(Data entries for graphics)
.....

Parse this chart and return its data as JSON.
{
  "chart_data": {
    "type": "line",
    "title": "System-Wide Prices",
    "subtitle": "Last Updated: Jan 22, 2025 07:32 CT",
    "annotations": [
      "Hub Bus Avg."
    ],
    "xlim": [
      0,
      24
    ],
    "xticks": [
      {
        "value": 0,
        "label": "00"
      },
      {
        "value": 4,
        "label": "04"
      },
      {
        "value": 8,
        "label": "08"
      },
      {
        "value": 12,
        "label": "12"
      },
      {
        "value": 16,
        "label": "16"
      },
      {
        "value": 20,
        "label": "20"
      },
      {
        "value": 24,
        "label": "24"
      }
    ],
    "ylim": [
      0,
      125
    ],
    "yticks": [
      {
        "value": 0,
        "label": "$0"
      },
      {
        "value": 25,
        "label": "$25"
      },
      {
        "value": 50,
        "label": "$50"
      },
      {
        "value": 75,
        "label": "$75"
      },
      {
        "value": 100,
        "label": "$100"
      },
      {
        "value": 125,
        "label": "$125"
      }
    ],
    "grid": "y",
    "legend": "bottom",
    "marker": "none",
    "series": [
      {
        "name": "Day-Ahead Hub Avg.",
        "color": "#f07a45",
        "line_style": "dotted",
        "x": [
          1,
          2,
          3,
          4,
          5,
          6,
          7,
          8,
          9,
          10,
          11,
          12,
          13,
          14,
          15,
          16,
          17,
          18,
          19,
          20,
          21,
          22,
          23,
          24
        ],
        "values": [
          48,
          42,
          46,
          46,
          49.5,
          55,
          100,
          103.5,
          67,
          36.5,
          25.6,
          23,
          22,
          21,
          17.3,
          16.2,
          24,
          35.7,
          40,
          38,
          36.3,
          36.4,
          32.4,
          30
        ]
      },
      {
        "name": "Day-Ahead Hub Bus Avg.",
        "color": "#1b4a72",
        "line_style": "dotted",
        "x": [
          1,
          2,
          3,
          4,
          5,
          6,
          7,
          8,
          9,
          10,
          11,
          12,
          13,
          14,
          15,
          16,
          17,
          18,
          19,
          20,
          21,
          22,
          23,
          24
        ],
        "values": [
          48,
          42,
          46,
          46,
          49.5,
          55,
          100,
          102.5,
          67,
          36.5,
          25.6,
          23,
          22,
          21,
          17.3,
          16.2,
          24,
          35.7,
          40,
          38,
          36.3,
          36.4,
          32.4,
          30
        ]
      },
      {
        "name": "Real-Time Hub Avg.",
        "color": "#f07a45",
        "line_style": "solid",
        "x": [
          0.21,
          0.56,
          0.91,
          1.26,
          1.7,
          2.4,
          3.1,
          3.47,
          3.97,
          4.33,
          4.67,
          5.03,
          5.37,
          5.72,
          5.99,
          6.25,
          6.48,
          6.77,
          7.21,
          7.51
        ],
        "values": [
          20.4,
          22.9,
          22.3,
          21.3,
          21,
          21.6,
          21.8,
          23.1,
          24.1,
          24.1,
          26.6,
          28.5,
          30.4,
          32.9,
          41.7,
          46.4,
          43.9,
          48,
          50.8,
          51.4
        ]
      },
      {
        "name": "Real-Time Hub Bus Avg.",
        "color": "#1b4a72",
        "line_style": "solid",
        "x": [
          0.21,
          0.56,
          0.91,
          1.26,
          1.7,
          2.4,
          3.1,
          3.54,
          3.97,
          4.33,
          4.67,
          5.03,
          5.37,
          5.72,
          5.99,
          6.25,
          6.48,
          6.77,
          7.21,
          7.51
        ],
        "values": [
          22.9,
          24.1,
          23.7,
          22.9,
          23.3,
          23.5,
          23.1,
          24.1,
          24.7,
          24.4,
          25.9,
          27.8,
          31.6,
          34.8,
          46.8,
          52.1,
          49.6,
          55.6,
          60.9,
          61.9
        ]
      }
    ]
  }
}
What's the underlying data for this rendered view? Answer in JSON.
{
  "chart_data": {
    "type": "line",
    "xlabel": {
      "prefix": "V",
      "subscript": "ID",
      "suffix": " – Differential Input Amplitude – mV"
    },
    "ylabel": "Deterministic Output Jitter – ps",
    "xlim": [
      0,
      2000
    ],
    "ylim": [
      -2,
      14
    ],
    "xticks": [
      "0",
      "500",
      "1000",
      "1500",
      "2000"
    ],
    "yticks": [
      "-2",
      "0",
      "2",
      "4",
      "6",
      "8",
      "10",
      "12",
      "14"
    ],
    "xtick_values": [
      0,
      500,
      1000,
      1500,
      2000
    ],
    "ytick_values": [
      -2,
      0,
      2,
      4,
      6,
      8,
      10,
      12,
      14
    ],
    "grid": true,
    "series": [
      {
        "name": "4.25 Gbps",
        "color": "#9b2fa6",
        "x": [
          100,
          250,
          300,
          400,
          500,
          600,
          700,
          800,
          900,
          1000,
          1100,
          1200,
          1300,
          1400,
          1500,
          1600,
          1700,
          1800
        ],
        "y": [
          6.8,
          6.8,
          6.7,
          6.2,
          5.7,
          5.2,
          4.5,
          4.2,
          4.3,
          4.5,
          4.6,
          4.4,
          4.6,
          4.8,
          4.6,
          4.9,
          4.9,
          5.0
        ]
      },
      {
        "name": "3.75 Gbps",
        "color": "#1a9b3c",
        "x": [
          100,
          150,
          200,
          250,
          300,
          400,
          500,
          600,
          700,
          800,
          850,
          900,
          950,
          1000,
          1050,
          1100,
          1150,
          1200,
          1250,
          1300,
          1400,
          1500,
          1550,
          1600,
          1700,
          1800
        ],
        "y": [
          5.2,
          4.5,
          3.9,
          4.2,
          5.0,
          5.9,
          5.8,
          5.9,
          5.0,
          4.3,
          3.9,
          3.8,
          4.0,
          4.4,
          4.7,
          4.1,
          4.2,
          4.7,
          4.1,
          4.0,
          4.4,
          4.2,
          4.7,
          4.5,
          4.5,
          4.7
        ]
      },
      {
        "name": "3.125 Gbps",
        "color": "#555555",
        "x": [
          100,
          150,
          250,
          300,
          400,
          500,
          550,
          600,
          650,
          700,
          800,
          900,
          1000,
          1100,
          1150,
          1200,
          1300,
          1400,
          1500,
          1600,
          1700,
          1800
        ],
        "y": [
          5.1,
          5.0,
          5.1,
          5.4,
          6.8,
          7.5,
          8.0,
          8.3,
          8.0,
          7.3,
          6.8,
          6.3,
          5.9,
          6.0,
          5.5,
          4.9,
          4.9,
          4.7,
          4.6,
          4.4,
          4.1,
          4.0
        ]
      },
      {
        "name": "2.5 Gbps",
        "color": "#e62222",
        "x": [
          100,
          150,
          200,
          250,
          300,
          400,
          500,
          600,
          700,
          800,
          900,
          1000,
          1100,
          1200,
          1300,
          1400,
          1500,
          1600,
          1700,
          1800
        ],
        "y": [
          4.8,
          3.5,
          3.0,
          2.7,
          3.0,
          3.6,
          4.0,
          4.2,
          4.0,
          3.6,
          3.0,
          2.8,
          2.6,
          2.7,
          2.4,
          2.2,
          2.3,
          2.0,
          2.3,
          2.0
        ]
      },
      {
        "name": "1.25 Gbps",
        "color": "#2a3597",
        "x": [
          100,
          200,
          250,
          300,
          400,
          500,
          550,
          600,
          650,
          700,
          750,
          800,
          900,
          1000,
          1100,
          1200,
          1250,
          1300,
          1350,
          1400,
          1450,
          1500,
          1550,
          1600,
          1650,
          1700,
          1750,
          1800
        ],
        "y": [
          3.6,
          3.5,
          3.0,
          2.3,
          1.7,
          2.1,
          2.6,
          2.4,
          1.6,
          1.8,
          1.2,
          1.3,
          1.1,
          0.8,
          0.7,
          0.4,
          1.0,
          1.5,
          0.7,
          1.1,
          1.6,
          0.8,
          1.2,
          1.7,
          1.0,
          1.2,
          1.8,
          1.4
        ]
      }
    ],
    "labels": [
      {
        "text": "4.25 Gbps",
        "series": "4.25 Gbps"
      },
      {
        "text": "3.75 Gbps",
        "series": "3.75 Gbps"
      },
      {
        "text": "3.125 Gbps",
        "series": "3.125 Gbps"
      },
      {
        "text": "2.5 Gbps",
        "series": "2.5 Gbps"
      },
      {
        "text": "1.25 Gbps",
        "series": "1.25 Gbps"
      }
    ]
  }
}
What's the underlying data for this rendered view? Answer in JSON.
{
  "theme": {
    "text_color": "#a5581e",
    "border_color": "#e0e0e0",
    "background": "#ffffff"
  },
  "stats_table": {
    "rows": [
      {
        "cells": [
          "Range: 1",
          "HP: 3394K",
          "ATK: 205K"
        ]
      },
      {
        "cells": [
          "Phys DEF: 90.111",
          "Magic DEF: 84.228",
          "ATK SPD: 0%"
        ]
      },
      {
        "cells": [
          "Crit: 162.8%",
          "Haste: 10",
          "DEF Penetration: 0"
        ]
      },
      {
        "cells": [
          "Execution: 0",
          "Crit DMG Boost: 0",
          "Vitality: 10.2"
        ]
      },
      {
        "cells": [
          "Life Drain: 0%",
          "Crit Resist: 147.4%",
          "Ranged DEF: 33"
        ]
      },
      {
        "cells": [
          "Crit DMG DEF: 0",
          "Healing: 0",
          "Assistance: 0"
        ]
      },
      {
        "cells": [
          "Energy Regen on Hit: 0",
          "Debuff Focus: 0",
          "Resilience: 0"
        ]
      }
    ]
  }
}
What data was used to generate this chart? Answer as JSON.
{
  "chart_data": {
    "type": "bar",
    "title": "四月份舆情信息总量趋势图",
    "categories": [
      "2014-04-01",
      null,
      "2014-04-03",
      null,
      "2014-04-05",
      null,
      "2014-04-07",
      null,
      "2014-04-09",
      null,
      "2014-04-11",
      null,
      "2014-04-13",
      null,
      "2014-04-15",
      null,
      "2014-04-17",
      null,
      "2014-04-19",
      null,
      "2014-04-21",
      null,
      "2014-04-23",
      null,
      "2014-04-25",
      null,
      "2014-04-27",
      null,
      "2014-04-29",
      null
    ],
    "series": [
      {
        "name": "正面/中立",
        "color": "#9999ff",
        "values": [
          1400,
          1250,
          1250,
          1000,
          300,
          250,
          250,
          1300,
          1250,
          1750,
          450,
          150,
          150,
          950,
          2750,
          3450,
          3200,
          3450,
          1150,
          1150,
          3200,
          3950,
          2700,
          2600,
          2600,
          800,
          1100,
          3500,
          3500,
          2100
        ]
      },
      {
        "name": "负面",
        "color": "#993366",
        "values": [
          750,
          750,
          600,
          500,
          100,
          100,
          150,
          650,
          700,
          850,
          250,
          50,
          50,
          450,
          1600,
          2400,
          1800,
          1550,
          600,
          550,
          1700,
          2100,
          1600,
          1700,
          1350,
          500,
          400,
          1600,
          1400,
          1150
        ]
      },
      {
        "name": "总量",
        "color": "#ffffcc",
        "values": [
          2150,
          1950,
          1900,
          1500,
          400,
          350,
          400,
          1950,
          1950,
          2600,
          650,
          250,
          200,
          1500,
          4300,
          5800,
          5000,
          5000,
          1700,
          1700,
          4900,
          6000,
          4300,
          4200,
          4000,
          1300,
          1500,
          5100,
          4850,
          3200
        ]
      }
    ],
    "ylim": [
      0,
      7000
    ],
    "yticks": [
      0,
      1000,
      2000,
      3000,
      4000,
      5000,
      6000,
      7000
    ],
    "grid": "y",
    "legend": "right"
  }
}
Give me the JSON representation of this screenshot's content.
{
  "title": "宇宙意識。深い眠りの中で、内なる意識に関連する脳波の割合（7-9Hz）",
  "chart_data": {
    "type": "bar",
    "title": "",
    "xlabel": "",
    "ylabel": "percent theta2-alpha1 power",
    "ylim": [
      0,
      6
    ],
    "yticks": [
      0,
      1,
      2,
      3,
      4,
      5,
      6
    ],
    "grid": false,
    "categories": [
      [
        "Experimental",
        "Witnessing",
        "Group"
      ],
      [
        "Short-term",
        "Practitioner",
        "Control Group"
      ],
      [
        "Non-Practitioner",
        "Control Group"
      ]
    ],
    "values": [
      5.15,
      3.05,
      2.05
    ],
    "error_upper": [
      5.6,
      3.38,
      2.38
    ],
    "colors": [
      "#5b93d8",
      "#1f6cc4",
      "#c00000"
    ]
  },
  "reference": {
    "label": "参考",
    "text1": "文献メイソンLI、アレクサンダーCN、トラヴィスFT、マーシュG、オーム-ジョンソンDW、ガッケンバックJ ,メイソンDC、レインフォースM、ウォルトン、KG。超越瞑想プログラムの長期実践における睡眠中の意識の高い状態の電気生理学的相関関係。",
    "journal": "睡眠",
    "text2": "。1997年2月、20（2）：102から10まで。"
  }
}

.....

** Task goal **
Pick out and copy the lines of the material that include the word "JSON".

** Answer to this task **
Parse this chart and return its data as JSON.
What's the underlying data for this rendered view? Answer in JSON.
What's the underlying data for this rendered view? Answer in JSON.
What data was used to generate this chart? Answer as JSON.
Give me the JSON representation of this screenshot's content.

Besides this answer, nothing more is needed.